-- start of PROVIDED MATERIAL --
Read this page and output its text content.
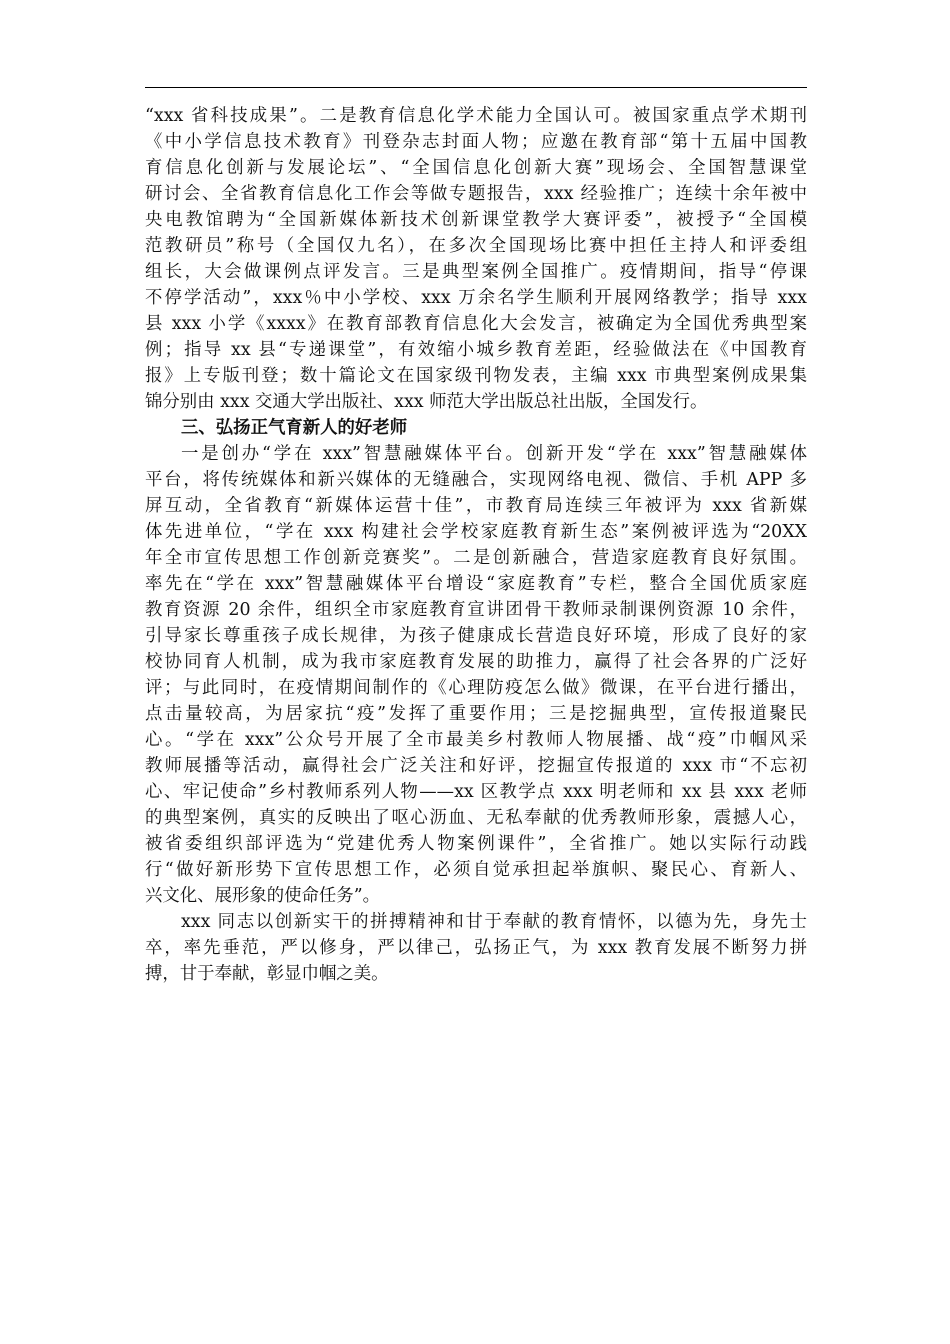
“xxx 省科技成果”。二是教育信息化学术能力全国认可。被国家重点学术期刊
《中小学信息技术教育》刊登杂志封面人物；应邀在教育部“第十五届中国教
育信息化创新与发展论坛”、“全国信息化创新大赛”现场会、全国智慧课堂
研讨会、全省教育信息化工作会等做专题报告，xxx 经验推广；连续十余年被中
央电教馆聘为“全国新媒体新技术创新课堂教学大赛评委”，被授予“全国模
范教研员”称号（全国仅九名），在多次全国现场比赛中担任主持人和评委组
组长，大会做课例点评发言。三是典型案例全国推广。疫情期间，指导“停课
不停学活动”，xxx％中小学校、xxx 万余名学生顺利开展网络教学；指导 xxx
县 xxx 小学《xxxx》在教育部教育信息化大会发言，被确定为全国优秀典型案
例；指导 xx 县“专递课堂”，有效缩小城乡教育差距，经验做法在《中国教育
报》上专版刊登；数十篇论文在国家级刊物发表，主编 xxx 市典型案例成果集
锦分别由 xxx 交通大学出版社、xxx 师范大学出版总社出版，全国发行。
三、弘扬正气育新人的好老师
一是创办“学在 xxx”智慧融媒体平台。创新开发“学在 xxx”智慧融媒体
平台，将传统媒体和新兴媒体的无缝融合，实现网络电视、微信、手机 APP 多
屏互动，全省教育“新媒体运营十佳”，市教育局连续三年被评为 xxx 省新媒
体先进单位，“学在 xxx 构建社会学校家庭教育新生态”案例被评选为“20XX
年全市宣传思想工作创新竞赛奖”。二是创新融合，营造家庭教育良好氛围。
率先在“学在 xxx”智慧融媒体平台增设“家庭教育”专栏，整合全国优质家庭
教育资源 20 余件，组织全市家庭教育宣讲团骨干教师录制课例资源 10 余件，
引导家长尊重孩子成长规律，为孩子健康成长营造良好环境，形成了良好的家
校协同育人机制，成为我市家庭教育发展的助推力，赢得了社会各界的广泛好
评；与此同时，在疫情期间制作的《心理防疫怎么做》微课，在平台进行播出，
点击量较高，为居家抗“疫”发挥了重要作用；三是挖掘典型，宣传报道聚民
心。“学在 xxx”公众号开展了全市最美乡村教师人物展播、战“疫”巾帼风采
教师展播等活动，赢得社会广泛关注和好评，挖掘宣传报道的 xxx 市“不忘初
心、牢记使命”乡村教师系列人物——xx 区教学点 xxx 明老师和 xx 县 xxx 老师
的典型案例，真实的反映出了呕心沥血、无私奉献的优秀教师形象，震撼人心，
被省委组织部评选为“党建优秀人物案例课件”，全省推广。她以实际行动践
行“做好新形势下宣传思想工作，必须自觉承担起举旗帜、聚民心、育新人、
兴文化、展形象的使命任务”。
xxx 同志以创新实干的拼搏精神和甘于奉献的教育情怀，以德为先，身先士
卒，率先垂范，严以修身，严以律己，弘扬正气，为 xxx 教育发展不断努力拼
搏，甘于奉献，彰显巾帼之美。
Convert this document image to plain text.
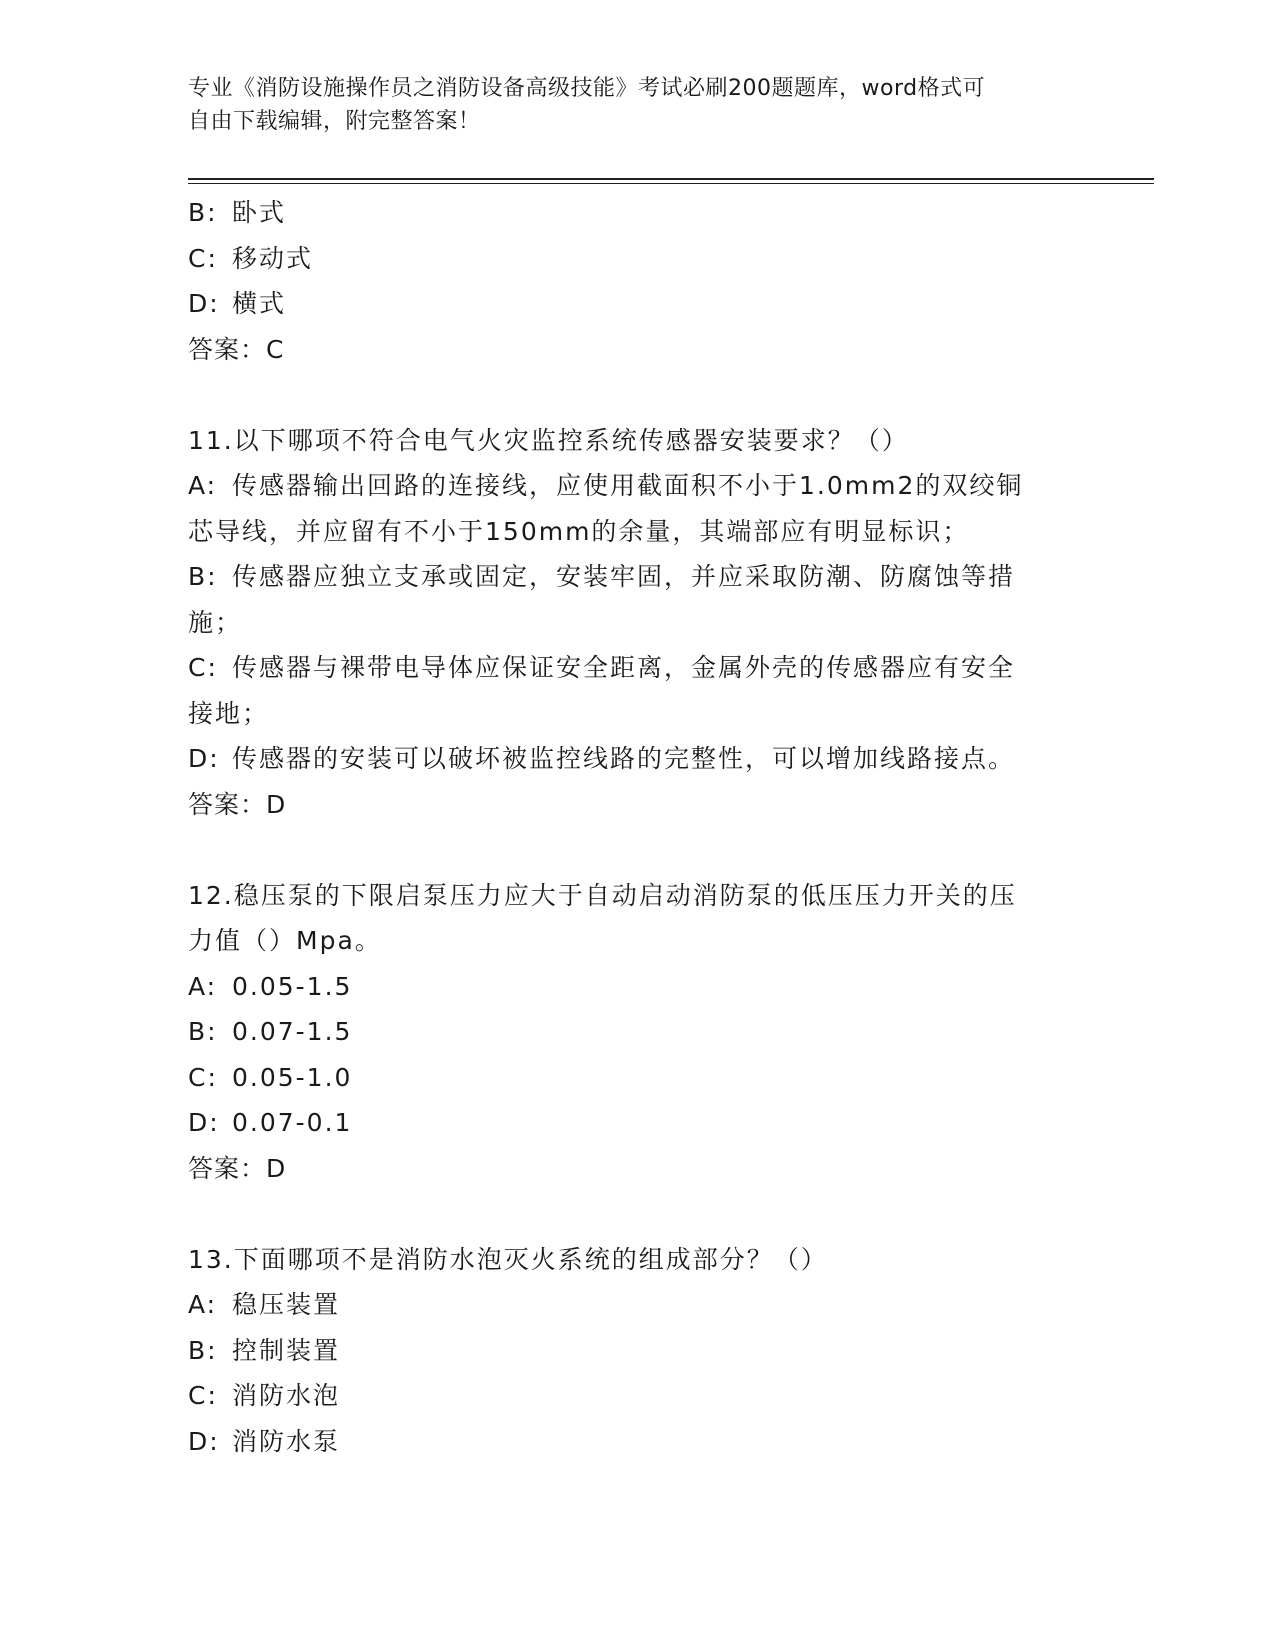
专业《消防设施操作员之消防设备高级技能》考试必刷200题题库，word格式可
自由下载编辑，附完整答案！

B: 卧式

C: 移动式

D: 横式

答案：C

11.以下哪项不符合电气火灾监控系统传感器安装要求？（）

A: 传感器输出回路的连接线，应使用截面积不小于1.0mm2的双绞铜

芯导线，并应留有不小于150mm的余量，其端部应有明显标识；

B: 传感器应独立支承或固定，安装牢固，并应采取防潮、防腐蚀等措

施；

C: 传感器与裸带电导体应保证安全距离，金属外壳的传感器应有安全

接地；

D: 传感器的安装可以破坏被监控线路的完整性，可以增加线路接点。

答案：D

12.稳压泵的下限启泵压力应大于自动启动消防泵的低压压力开关的压

力值（）Mpa。

A: 0.05-1.5

B: 0.07-1.5

C: 0.05-1.0

D: 0.07-0.1

答案：D

13.下面哪项不是消防水泡灭火系统的组成部分？（）

A: 稳压装置

B: 控制装置

C: 消防水泡

D: 消防水泵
-- end of PROVIDED MATERIAL --
> EXERCISE DESCRIPTION: Copy each line of the records containing the string "text".

> RESPONSE FOR THIS EXERCISE:
Read this page and output its text content.
Convert this document image to plain text.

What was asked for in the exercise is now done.